**Input material**.
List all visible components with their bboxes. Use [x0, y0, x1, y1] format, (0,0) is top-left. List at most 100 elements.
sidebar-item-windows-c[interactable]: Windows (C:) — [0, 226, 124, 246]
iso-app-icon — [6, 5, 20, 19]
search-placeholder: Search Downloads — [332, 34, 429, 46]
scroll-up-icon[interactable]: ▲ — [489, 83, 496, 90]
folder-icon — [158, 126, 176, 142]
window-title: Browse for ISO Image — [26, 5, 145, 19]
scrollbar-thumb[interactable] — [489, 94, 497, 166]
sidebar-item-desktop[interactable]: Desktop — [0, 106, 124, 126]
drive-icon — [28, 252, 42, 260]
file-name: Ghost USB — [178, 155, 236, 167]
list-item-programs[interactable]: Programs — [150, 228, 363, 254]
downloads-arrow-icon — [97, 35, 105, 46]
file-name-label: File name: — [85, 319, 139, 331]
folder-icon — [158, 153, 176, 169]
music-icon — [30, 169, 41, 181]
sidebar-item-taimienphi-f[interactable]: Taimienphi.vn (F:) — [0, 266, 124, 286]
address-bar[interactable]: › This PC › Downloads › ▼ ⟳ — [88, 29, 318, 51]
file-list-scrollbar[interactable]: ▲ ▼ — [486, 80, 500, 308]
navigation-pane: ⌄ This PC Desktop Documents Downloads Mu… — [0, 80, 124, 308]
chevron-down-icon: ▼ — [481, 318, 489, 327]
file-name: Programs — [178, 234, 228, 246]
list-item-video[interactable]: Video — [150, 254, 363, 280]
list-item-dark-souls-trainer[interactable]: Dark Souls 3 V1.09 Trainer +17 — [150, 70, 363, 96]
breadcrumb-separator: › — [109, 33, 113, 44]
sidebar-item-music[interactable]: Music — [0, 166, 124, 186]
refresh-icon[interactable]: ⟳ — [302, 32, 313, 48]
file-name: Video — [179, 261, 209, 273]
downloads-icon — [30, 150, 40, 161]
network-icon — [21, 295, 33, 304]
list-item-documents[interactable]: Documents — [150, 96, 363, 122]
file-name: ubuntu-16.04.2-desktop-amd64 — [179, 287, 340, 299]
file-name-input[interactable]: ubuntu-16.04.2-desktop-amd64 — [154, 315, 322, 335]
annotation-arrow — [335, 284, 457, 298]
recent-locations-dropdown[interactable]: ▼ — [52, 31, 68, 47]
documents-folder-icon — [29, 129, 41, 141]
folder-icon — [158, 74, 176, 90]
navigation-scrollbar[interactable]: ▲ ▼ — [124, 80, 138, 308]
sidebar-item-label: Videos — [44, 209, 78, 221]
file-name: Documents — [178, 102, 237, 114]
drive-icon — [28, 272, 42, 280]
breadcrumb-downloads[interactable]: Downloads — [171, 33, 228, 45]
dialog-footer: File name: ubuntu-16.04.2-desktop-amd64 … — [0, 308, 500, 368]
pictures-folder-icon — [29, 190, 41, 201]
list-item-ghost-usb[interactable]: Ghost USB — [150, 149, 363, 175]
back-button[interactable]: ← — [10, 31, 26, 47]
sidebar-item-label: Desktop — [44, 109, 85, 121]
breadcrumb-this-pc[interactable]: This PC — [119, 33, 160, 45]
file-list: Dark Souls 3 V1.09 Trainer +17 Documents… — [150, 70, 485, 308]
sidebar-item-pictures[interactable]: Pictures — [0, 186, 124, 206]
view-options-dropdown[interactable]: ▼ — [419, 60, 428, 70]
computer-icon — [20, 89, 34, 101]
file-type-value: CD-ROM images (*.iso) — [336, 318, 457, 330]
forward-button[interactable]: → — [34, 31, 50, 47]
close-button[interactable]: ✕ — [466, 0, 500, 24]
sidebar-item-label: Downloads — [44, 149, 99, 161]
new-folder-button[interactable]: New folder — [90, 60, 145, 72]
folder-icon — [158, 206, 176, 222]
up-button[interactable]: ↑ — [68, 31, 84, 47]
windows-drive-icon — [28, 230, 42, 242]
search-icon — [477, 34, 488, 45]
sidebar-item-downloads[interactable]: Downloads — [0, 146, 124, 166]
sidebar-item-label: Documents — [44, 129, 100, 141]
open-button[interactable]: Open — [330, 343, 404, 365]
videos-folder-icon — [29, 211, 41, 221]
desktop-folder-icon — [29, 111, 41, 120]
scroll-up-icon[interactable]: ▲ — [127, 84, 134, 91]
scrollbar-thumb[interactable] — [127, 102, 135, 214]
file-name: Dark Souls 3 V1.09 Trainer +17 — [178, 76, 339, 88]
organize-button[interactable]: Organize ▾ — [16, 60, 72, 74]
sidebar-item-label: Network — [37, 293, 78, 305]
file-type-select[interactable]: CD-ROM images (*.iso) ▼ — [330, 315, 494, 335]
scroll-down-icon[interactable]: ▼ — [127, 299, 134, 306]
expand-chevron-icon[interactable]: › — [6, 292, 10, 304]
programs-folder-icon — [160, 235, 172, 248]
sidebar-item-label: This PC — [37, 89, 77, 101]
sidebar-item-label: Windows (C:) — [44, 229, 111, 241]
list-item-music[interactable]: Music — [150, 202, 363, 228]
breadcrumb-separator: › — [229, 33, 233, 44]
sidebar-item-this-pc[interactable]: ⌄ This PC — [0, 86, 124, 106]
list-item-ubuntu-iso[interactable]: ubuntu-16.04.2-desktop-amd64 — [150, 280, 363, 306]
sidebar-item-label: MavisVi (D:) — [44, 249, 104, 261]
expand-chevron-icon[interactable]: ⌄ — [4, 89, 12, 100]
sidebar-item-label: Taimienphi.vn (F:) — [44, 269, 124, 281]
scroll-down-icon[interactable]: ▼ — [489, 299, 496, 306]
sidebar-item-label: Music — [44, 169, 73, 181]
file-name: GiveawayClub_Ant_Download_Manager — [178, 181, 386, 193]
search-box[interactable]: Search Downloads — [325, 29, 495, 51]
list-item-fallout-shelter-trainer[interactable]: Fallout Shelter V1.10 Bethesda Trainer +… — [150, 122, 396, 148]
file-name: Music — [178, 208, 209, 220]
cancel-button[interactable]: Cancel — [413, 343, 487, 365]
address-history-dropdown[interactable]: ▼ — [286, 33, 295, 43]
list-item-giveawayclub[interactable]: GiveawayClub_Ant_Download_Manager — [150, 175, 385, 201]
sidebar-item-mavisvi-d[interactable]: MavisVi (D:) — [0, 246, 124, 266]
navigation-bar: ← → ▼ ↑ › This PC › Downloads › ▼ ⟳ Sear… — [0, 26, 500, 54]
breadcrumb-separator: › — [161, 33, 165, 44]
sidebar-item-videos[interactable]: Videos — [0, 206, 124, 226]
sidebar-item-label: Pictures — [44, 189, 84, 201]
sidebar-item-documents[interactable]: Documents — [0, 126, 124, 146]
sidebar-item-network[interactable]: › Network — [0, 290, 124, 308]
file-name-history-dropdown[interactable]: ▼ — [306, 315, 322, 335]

**Problem to work on**. Copy the records above word for word, from their first line through the line containing "music-icon — [30, 169, 41, 181]", including both of those lines.

**Task result**.
List all visible components with their bboxes. Use [x0, y0, x1, y1] format, (0,0) is top-left. List at most 100 elements.
sidebar-item-windows-c[interactable]: Windows (C:) — [0, 226, 124, 246]
iso-app-icon — [6, 5, 20, 19]
search-placeholder: Search Downloads — [332, 34, 429, 46]
scroll-up-icon[interactable]: ▲ — [489, 83, 496, 90]
folder-icon — [158, 126, 176, 142]
window-title: Browse for ISO Image — [26, 5, 145, 19]
scrollbar-thumb[interactable] — [489, 94, 497, 166]
sidebar-item-desktop[interactable]: Desktop — [0, 106, 124, 126]
drive-icon — [28, 252, 42, 260]
file-name: Ghost USB — [178, 155, 236, 167]
list-item-programs[interactable]: Programs — [150, 228, 363, 254]
downloads-arrow-icon — [97, 35, 105, 46]
file-name-label: File name: — [85, 319, 139, 331]
folder-icon — [158, 153, 176, 169]
music-icon — [30, 169, 41, 181]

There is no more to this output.